**What the task requires**. Repeat the following entries verbatim, apart from the pictures.

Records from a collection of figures
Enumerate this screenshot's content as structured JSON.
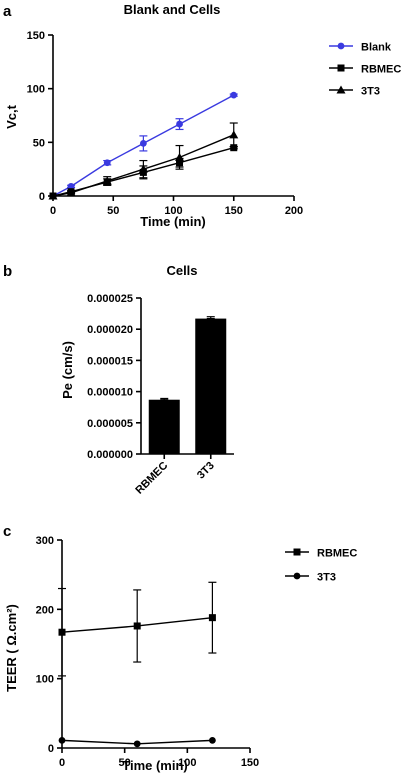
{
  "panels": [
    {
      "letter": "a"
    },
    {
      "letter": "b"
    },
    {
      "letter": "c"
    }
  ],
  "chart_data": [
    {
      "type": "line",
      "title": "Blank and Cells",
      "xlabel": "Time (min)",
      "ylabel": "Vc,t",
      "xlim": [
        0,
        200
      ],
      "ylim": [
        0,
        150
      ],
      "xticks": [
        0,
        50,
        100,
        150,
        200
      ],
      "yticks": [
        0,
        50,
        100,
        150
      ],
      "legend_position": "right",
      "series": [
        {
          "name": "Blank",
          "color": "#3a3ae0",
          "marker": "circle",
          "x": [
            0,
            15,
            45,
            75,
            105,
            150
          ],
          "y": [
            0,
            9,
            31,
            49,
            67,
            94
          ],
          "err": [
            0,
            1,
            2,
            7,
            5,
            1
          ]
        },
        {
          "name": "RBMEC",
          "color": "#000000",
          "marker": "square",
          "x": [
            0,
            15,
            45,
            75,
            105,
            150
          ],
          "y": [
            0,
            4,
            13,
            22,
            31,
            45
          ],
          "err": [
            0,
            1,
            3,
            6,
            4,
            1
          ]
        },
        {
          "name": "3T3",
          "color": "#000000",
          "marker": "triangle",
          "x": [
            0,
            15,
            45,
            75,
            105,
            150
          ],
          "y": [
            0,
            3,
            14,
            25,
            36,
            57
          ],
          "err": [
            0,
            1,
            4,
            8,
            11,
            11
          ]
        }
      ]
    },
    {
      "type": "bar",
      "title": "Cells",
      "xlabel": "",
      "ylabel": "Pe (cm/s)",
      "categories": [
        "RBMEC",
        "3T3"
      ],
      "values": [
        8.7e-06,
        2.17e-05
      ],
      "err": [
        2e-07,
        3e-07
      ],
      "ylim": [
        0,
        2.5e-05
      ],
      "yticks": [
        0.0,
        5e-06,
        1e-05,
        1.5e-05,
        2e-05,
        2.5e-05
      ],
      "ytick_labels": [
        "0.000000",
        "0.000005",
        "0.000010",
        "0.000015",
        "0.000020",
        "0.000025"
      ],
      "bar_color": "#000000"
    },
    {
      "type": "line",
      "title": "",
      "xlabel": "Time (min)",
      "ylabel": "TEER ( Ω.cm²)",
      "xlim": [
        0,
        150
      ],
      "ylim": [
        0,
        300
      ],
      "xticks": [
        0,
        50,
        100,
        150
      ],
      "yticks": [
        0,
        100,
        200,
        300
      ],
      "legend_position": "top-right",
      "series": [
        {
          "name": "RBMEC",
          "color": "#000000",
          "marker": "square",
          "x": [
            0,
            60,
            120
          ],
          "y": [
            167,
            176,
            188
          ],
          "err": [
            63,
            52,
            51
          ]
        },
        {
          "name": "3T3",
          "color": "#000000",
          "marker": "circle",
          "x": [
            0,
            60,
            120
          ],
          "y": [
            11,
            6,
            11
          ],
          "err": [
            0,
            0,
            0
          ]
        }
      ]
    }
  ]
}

**Answer space**.
Enumerate this screenshot's content as structured JSON.
{
  "panels": [
    {
      "letter": "a"
    },
    {
      "letter": "b"
    },
    {
      "letter": "c"
    }
  ],
  "chart_data": [
    {
      "type": "line",
      "title": "Blank and Cells",
      "xlabel": "Time (min)",
      "ylabel": "Vc,t",
      "xlim": [
        0,
        200
      ],
      "ylim": [
        0,
        150
      ],
      "xticks": [
        0,
        50,
        100,
        150,
        200
      ],
      "yticks": [
        0,
        50,
        100,
        150
      ],
      "legend_position": "right",
      "series": [
        {
          "name": "Blank",
          "color": "#3a3ae0",
          "marker": "circle",
          "x": [
            0,
            15,
            45,
            75,
            105,
            150
          ],
          "y": [
            0,
            9,
            31,
            49,
            67,
            94
          ],
          "err": [
            0,
            1,
            2,
            7,
            5,
            1
          ]
        },
        {
          "name": "RBMEC",
          "color": "#000000",
          "marker": "square",
          "x": [
            0,
            15,
            45,
            75,
            105,
            150
          ],
          "y": [
            0,
            4,
            13,
            22,
            31,
            45
          ],
          "err": [
            0,
            1,
            3,
            6,
            4,
            1
          ]
        },
        {
          "name": "3T3",
          "color": "#000000",
          "marker": "triangle",
          "x": [
            0,
            15,
            45,
            75,
            105,
            150
          ],
          "y": [
            0,
            3,
            14,
            25,
            36,
            57
          ],
          "err": [
            0,
            1,
            4,
            8,
            11,
            11
          ]
        }
      ]
    },
    {
      "type": "bar",
      "title": "Cells",
      "xlabel": "",
      "ylabel": "Pe (cm/s)",
      "categories": [
        "RBMEC",
        "3T3"
      ],
      "values": [
        8.7e-06,
        2.17e-05
      ],
      "err": [
        2e-07,
        3e-07
      ],
      "ylim": [
        0,
        2.5e-05
      ],
      "yticks": [
        0.0,
        5e-06,
        1e-05,
        1.5e-05,
        2e-05,
        2.5e-05
      ],
      "ytick_labels": [
        "0.000000",
        "0.000005",
        "0.000010",
        "0.000015",
        "0.000020",
        "0.000025"
      ],
      "bar_color": "#000000"
    },
    {
      "type": "line",
      "title": "",
      "xlabel": "Time (min)",
      "ylabel": "TEER ( Ω.cm²)",
      "xlim": [
        0,
        150
      ],
      "ylim": [
        0,
        300
      ],
      "xticks": [
        0,
        50,
        100,
        150
      ],
      "yticks": [
        0,
        100,
        200,
        300
      ],
      "legend_position": "top-right",
      "series": [
        {
          "name": "RBMEC",
          "color": "#000000",
          "marker": "square",
          "x": [
            0,
            60,
            120
          ],
          "y": [
            167,
            176,
            188
          ],
          "err": [
            63,
            52,
            51
          ]
        },
        {
          "name": "3T3",
          "color": "#000000",
          "marker": "circle",
          "x": [
            0,
            60,
            120
          ],
          "y": [
            11,
            6,
            11
          ],
          "err": [
            0,
            0,
            0
          ]
        }
      ]
    }
  ]
}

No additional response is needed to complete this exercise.